> TO BE DONE:
Report only how many lines hold the word "articles".

> Dataset rows:
___
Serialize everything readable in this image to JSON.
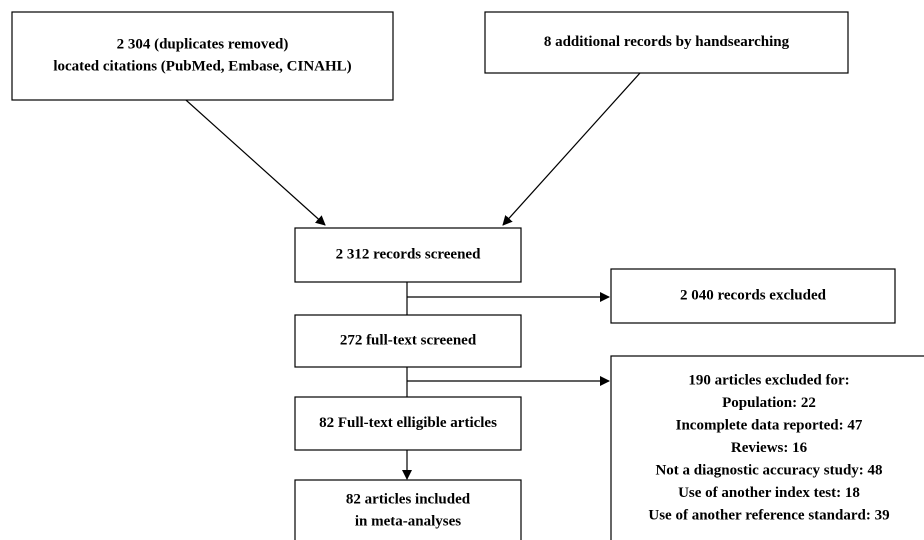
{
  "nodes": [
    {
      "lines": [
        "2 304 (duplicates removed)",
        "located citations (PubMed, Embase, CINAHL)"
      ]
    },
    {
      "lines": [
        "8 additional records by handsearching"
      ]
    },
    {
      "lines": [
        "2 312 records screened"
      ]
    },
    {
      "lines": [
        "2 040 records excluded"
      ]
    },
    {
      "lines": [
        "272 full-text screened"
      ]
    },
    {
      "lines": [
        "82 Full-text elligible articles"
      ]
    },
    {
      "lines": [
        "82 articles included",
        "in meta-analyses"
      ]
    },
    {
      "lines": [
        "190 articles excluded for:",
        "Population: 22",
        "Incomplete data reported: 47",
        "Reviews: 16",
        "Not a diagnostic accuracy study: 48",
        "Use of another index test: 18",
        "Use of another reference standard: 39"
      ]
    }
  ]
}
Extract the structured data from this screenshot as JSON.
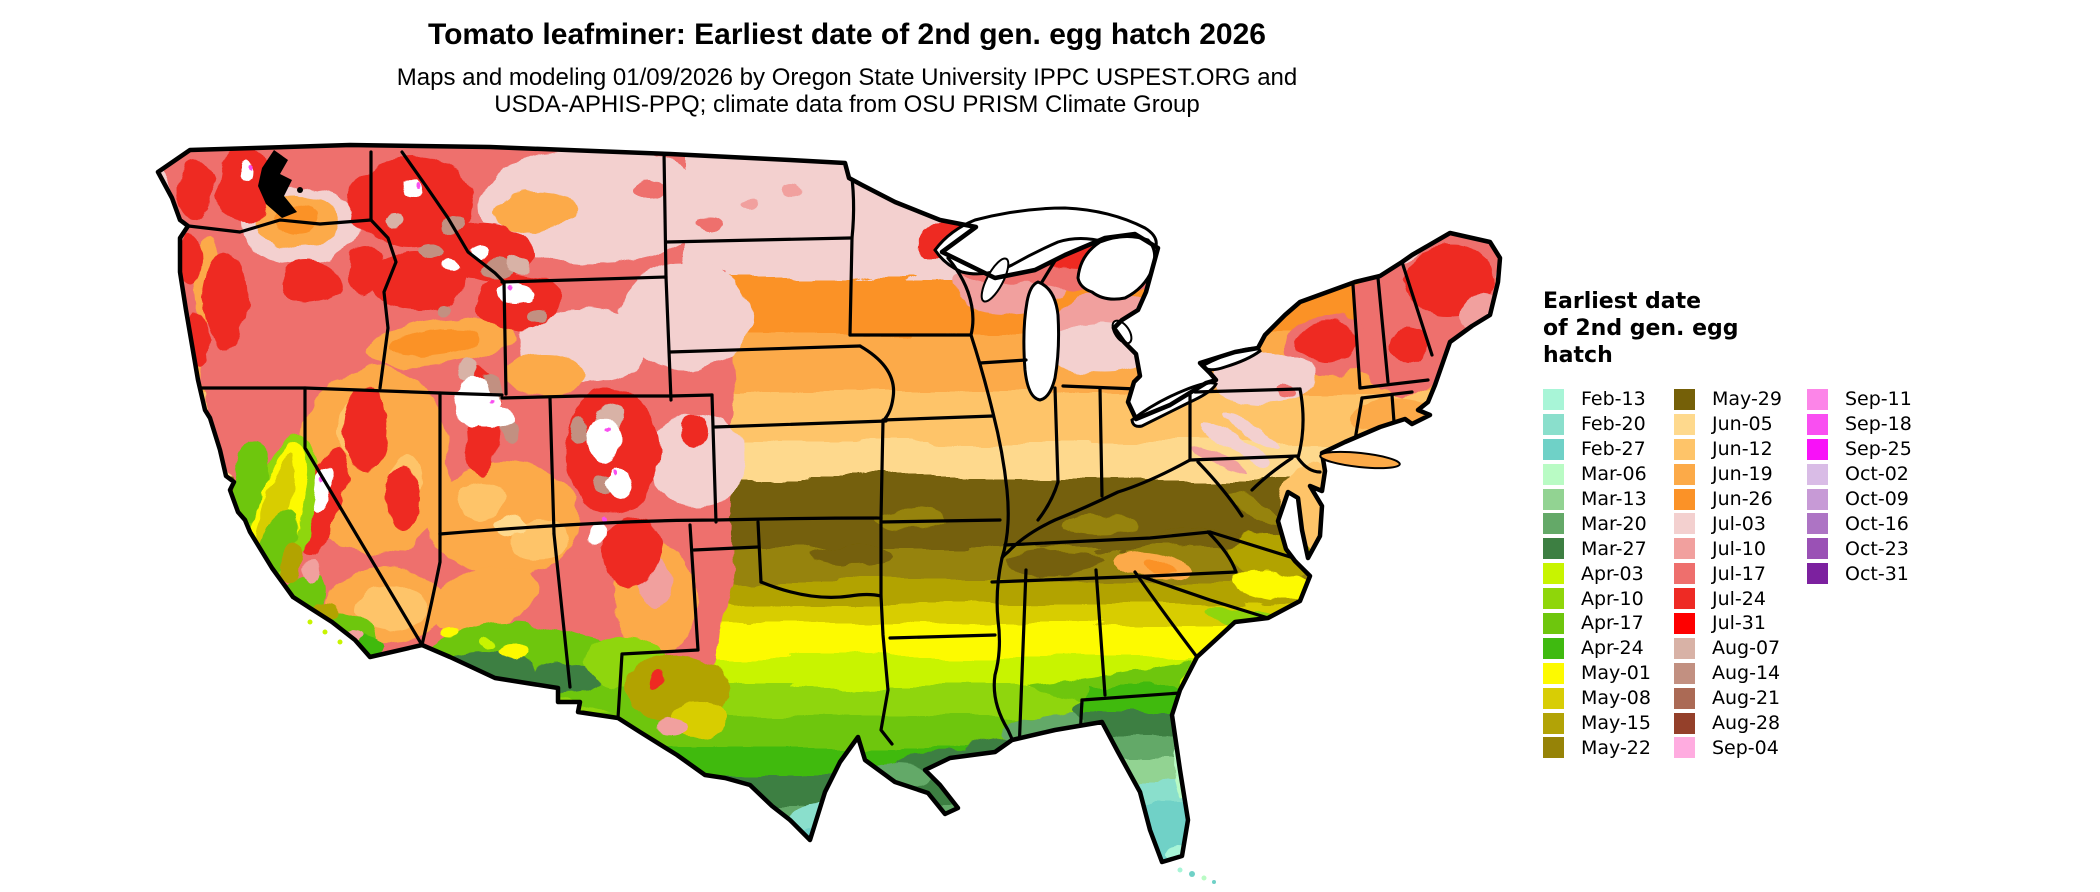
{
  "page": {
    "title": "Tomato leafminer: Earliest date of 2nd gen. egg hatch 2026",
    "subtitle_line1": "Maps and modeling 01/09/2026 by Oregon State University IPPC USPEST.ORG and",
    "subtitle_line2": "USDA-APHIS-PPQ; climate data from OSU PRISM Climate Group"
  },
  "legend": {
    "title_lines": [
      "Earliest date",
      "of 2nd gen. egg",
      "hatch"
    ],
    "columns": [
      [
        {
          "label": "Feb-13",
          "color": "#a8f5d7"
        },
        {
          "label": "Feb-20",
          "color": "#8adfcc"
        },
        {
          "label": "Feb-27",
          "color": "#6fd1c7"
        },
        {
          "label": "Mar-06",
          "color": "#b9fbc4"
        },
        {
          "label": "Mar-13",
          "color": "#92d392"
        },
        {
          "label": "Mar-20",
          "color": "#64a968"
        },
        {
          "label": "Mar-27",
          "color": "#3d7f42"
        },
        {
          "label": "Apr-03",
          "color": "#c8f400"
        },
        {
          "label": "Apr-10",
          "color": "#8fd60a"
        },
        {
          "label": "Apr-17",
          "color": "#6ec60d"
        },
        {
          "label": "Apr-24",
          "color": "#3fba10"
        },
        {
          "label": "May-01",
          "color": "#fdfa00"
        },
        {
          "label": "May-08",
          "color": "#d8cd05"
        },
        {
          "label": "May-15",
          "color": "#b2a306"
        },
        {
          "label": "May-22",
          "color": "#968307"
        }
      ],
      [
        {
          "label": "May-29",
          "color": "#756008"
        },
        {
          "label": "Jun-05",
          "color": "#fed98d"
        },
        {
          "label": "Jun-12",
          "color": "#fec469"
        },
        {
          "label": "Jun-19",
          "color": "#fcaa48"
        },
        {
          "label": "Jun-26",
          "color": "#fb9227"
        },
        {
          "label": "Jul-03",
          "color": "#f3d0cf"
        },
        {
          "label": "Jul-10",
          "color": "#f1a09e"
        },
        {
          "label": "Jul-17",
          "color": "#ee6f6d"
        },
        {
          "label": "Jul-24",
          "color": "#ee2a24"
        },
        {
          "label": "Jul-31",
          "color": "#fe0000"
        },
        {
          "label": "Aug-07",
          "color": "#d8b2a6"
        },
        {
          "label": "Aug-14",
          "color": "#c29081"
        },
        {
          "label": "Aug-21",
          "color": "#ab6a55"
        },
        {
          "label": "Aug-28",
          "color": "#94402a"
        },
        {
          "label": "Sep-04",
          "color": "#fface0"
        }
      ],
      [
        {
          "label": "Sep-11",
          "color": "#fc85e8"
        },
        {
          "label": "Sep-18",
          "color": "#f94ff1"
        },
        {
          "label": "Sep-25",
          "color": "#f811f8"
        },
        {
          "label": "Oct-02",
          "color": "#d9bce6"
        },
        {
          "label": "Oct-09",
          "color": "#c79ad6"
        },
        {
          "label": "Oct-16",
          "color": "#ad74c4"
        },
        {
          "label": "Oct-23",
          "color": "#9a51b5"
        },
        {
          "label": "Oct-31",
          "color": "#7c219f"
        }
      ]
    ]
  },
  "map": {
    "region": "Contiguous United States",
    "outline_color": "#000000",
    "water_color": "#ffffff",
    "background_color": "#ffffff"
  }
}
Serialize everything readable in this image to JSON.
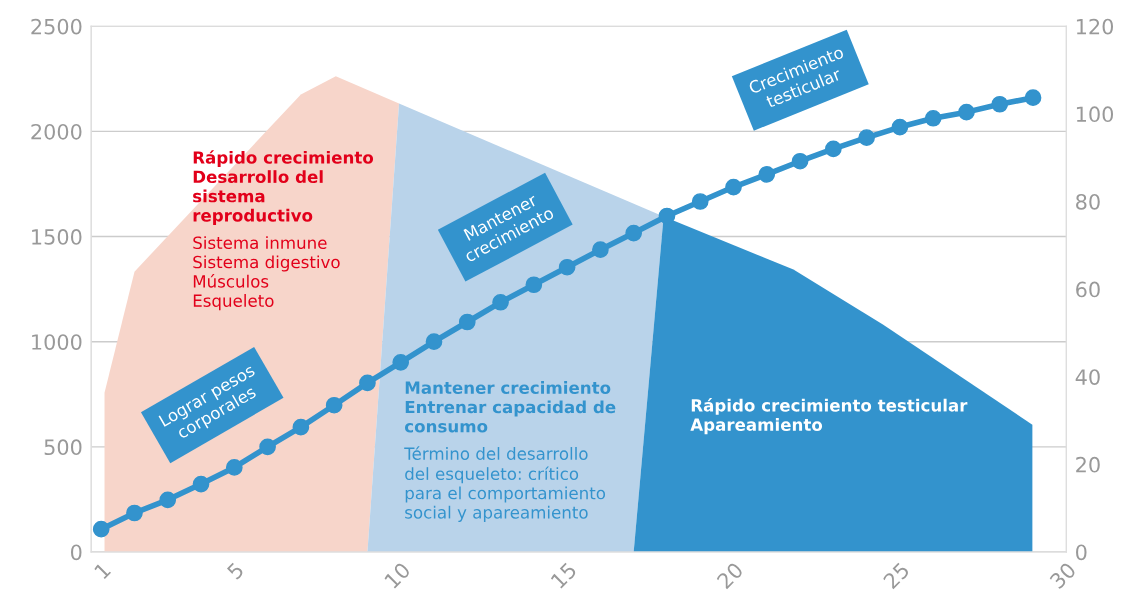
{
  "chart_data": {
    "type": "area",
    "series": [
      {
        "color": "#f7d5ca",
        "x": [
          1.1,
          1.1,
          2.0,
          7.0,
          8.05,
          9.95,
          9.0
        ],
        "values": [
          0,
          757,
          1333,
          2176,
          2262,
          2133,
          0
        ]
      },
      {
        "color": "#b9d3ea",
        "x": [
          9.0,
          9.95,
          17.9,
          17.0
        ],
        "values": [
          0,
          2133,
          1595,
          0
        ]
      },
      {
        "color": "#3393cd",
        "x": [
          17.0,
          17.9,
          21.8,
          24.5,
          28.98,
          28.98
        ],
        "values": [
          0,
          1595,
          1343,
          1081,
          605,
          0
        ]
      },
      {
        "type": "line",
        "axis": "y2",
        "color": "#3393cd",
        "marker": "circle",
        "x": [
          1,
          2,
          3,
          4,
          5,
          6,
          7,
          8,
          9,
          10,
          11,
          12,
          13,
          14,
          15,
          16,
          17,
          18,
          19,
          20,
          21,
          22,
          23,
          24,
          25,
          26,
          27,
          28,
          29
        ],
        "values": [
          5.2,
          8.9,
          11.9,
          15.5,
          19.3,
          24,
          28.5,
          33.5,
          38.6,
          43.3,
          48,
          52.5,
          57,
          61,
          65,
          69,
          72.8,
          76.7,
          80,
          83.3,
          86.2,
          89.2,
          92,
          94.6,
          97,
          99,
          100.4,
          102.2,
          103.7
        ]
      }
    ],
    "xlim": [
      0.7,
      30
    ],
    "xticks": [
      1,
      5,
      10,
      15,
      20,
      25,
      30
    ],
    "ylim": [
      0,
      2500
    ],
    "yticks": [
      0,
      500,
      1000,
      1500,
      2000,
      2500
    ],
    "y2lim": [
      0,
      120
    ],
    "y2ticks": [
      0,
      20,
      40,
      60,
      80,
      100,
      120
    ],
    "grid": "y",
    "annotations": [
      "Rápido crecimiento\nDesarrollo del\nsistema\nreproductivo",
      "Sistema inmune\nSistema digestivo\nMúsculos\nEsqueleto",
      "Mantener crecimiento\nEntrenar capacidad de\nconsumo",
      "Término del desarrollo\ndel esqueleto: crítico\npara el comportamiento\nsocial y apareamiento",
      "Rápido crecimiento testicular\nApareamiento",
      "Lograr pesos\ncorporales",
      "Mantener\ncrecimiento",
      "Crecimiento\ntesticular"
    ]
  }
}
___
> RESULT OF THE TASK:
3